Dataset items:
▼

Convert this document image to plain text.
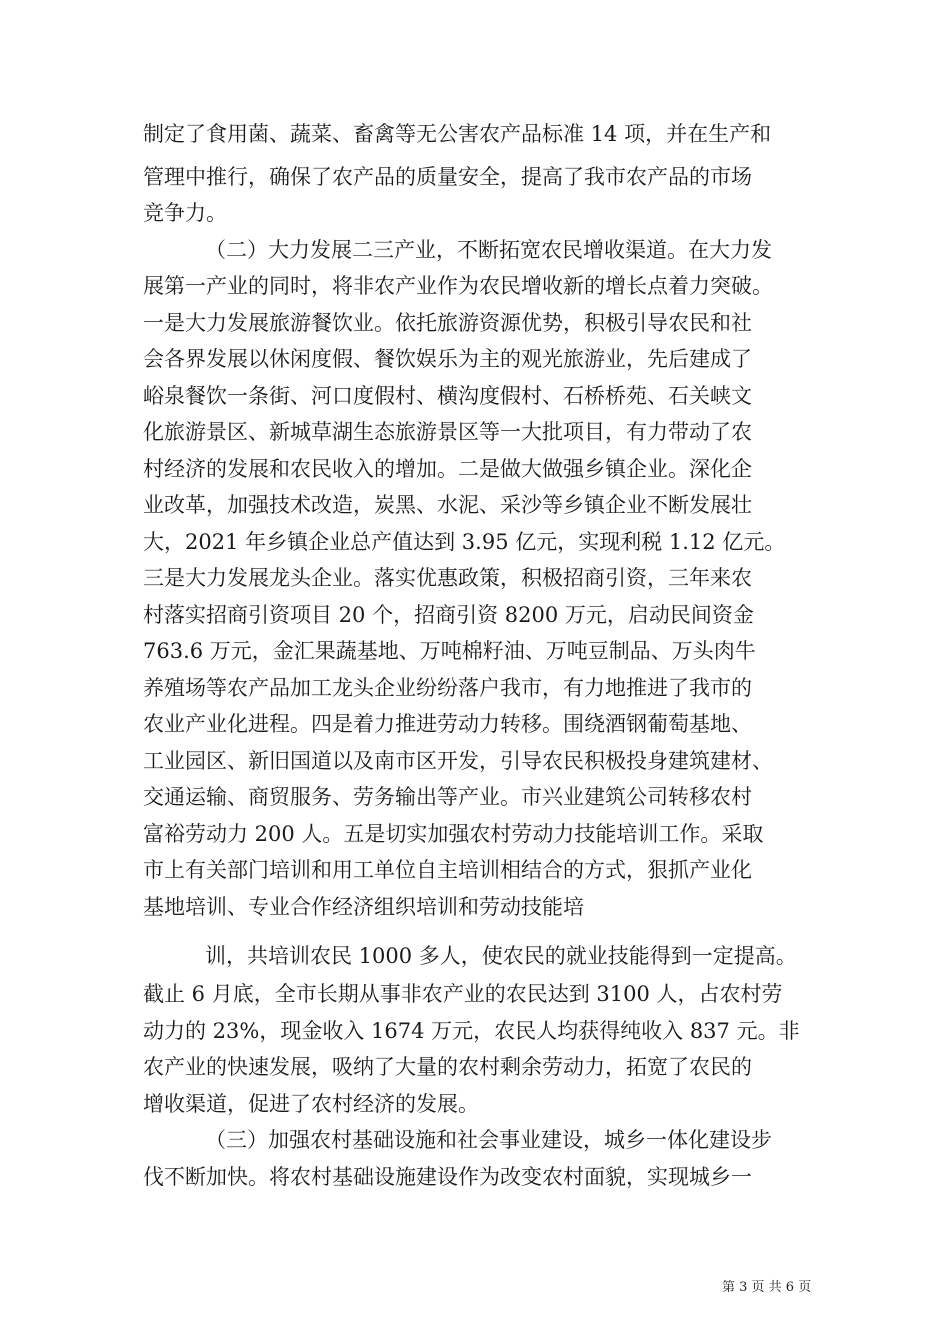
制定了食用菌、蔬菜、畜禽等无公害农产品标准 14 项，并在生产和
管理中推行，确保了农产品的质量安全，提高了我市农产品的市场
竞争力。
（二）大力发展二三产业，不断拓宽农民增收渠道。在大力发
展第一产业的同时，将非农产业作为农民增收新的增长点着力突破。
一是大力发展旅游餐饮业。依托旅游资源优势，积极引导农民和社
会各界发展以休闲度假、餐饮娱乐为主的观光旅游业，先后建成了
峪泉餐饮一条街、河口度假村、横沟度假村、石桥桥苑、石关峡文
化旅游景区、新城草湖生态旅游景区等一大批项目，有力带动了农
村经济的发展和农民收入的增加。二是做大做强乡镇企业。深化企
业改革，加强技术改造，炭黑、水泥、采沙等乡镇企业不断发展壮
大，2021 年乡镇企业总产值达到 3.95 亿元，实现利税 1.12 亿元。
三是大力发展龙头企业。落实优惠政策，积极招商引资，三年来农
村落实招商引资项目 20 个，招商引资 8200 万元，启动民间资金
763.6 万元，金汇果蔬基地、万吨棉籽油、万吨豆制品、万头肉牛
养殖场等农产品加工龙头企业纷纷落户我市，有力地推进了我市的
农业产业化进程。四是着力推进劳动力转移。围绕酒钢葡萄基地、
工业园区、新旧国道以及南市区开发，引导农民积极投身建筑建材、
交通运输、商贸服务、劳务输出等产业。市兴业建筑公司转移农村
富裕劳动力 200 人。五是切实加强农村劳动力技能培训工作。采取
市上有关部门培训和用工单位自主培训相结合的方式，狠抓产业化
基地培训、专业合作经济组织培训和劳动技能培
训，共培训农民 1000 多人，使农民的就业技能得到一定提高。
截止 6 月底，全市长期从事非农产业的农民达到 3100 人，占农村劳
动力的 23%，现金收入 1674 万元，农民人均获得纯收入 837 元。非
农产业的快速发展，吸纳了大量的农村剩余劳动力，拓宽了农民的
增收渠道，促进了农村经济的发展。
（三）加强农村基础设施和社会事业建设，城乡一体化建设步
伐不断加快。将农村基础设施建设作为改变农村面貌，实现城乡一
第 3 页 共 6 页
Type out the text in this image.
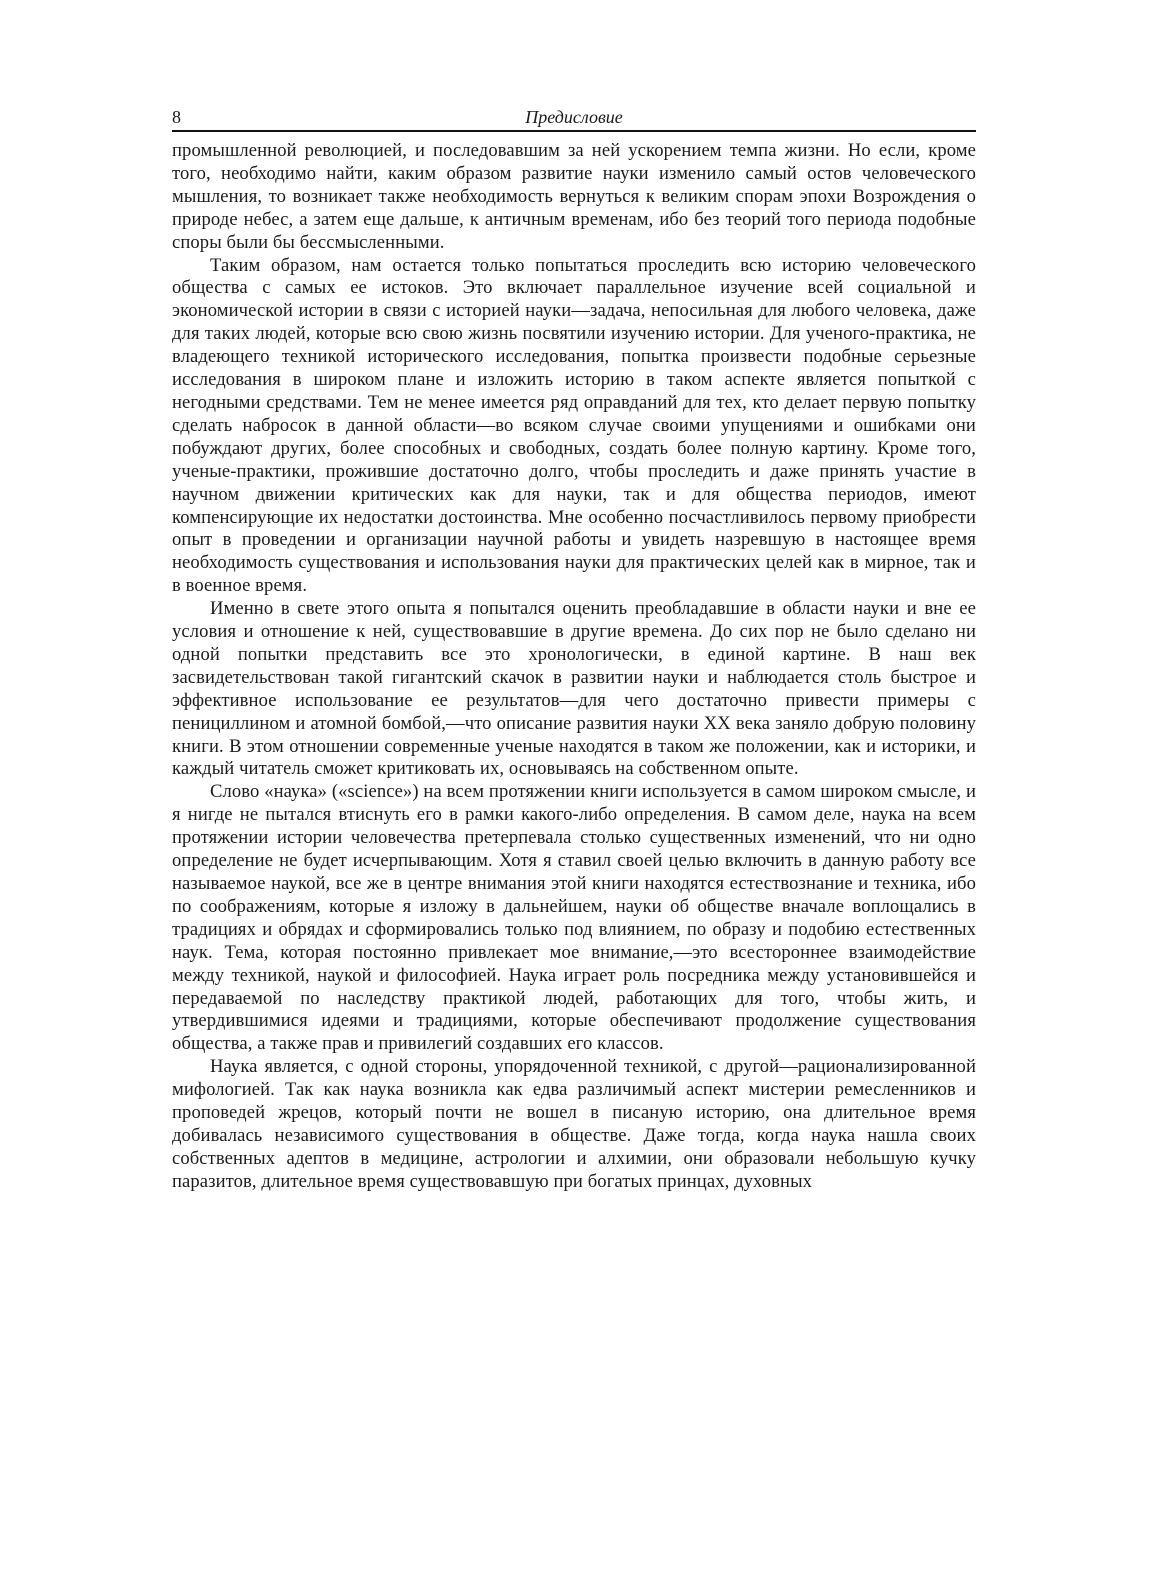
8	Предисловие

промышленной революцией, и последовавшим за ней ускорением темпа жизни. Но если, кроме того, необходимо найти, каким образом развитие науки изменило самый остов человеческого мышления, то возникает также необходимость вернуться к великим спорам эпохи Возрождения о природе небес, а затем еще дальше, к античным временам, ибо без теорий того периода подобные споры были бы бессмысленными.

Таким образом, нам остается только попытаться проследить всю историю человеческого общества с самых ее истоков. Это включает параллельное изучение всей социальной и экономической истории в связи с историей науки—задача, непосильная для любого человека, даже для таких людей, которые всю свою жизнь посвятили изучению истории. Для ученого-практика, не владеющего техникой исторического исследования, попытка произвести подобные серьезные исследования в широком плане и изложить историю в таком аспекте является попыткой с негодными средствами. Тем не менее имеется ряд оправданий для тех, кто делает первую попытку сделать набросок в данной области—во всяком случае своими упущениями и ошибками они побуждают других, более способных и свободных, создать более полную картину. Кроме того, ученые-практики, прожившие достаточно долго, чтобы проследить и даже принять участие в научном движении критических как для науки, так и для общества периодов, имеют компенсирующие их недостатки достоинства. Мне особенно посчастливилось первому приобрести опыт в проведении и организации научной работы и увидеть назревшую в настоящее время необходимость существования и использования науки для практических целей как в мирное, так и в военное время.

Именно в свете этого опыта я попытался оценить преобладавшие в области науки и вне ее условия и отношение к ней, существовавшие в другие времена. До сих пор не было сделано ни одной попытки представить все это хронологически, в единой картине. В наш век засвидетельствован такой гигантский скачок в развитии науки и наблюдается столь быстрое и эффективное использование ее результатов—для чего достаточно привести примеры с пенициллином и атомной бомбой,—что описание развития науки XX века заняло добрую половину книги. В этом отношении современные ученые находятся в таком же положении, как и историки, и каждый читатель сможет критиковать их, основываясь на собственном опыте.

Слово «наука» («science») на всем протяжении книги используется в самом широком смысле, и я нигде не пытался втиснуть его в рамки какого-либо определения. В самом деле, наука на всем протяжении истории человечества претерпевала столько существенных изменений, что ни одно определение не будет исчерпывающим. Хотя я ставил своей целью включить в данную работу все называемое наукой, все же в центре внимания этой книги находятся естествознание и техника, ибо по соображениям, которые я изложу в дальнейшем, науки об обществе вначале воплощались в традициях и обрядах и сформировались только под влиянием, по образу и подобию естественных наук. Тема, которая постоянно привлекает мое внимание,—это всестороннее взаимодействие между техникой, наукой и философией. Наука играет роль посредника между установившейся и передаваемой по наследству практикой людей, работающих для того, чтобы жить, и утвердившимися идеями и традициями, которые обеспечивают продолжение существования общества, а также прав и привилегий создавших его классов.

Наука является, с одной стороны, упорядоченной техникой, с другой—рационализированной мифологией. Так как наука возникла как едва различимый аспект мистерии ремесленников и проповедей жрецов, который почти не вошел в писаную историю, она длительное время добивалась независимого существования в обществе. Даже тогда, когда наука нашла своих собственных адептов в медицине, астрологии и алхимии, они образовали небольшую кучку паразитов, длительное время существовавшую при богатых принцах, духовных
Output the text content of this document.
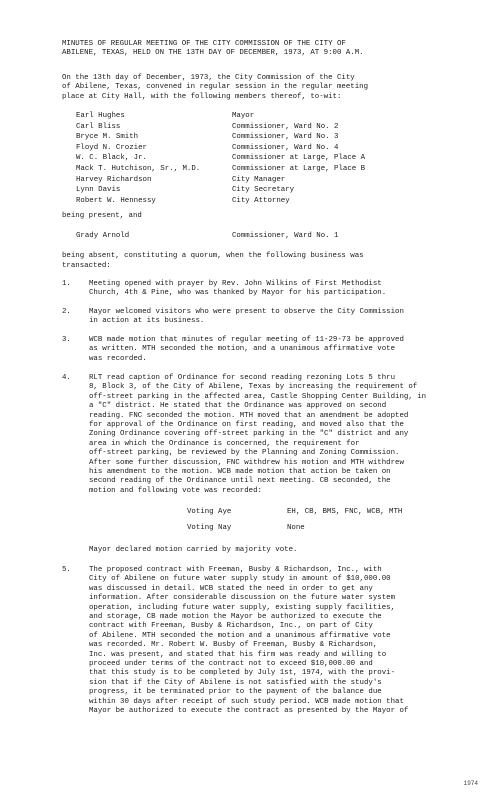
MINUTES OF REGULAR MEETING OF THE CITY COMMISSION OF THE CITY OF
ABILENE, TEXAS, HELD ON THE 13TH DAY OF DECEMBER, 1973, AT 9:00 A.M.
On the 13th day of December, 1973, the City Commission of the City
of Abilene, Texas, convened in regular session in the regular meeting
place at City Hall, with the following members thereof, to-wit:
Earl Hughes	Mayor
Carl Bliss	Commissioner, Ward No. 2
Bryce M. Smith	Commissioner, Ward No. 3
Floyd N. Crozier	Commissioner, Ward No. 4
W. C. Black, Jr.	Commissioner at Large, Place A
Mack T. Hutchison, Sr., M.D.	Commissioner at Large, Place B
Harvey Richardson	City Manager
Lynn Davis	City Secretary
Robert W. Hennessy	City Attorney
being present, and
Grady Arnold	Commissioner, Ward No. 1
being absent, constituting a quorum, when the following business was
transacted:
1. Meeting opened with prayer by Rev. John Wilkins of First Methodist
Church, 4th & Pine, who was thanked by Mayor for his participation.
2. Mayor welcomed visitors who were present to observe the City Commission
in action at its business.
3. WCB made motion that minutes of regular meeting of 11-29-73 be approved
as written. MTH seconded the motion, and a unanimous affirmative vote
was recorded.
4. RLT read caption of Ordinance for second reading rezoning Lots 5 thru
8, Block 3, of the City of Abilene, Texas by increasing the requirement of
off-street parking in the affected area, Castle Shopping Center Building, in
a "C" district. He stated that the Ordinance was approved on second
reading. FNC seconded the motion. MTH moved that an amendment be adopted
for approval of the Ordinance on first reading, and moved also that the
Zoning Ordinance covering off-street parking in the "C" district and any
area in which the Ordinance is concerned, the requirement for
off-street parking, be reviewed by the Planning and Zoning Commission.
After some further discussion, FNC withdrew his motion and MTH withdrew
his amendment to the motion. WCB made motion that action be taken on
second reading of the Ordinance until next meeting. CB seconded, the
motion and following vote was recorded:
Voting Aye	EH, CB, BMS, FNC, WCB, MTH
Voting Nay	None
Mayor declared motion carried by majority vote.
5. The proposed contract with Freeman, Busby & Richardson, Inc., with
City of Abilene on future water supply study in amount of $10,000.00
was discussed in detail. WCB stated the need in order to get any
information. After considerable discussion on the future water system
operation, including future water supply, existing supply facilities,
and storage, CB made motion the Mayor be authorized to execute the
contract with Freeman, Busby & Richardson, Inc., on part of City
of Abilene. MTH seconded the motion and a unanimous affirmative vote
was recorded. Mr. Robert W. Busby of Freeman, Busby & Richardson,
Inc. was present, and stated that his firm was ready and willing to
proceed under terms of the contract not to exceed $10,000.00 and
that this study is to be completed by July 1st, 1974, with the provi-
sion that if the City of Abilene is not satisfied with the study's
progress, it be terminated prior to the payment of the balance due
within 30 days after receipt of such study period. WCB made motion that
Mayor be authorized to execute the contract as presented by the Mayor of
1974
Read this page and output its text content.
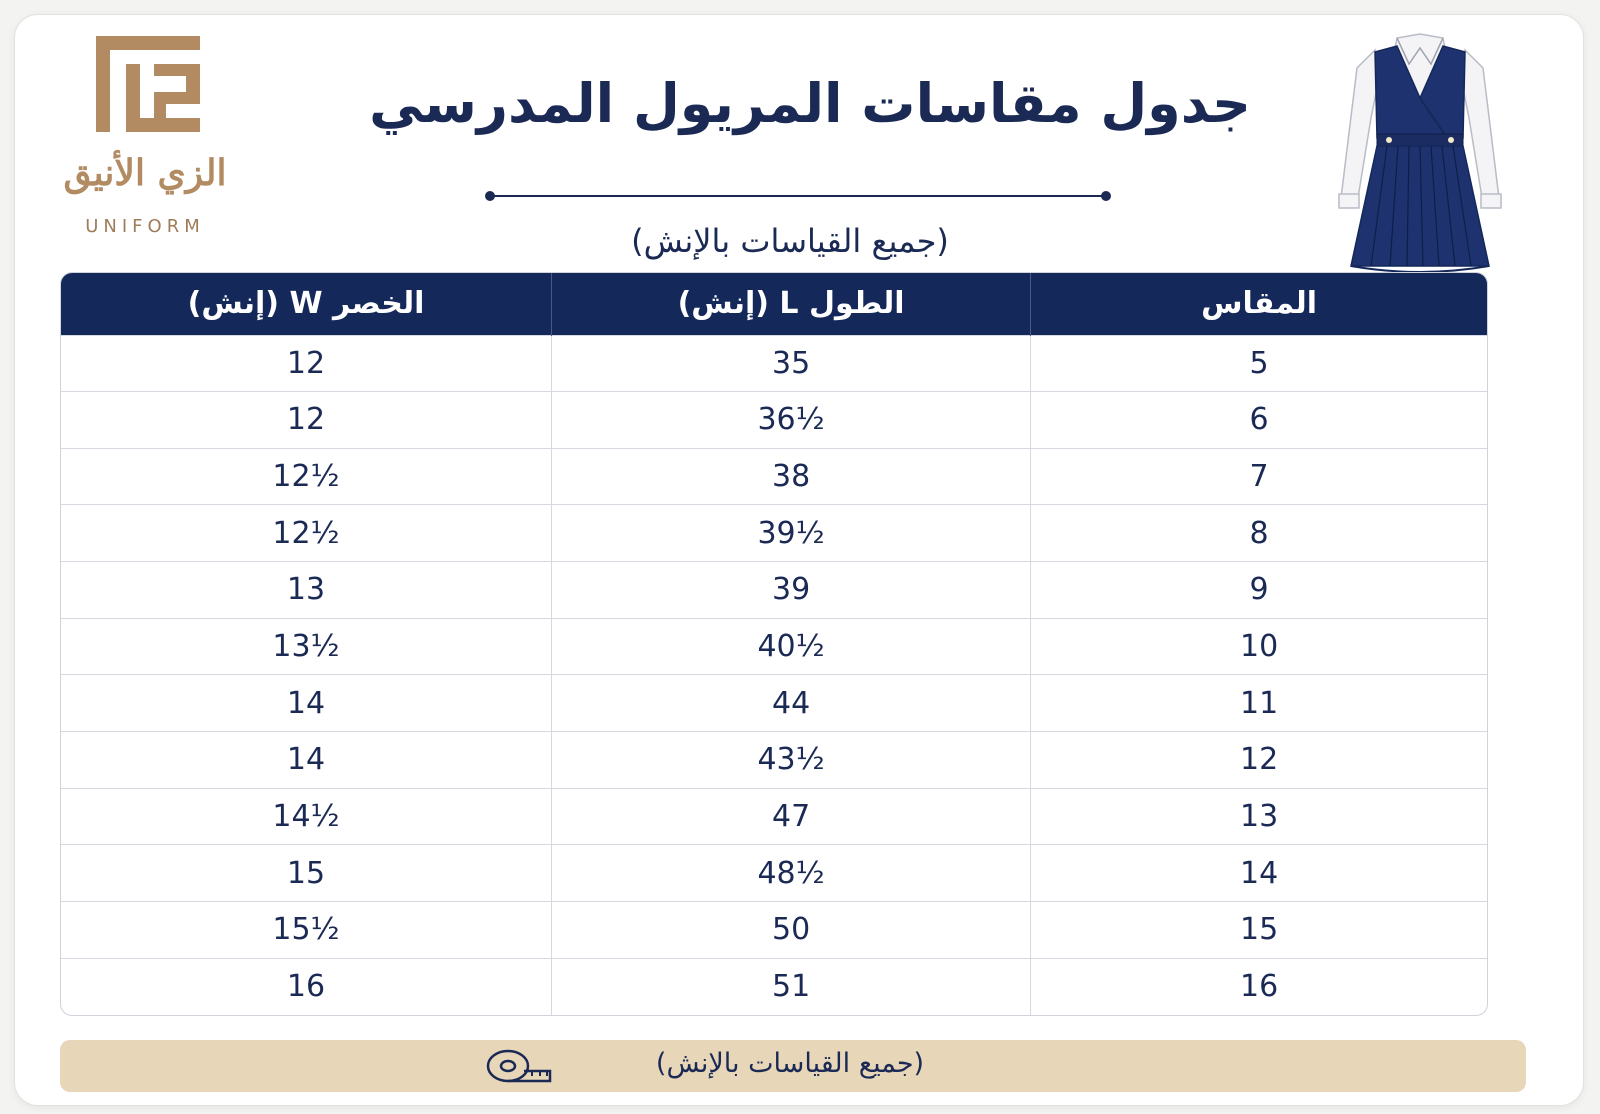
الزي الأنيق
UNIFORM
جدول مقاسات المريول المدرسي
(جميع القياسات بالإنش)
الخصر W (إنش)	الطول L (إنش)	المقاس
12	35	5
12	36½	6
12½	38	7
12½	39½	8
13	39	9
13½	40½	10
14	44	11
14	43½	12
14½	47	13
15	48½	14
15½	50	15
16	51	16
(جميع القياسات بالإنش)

▲

* Work required
Copy out every line that includes the word "water".

* Finished exercise
City of Abilene on future water supply study in amount of $10,000.00
information. After considerable discussion on the future water system
operation, including future water supply, existing supply facilities,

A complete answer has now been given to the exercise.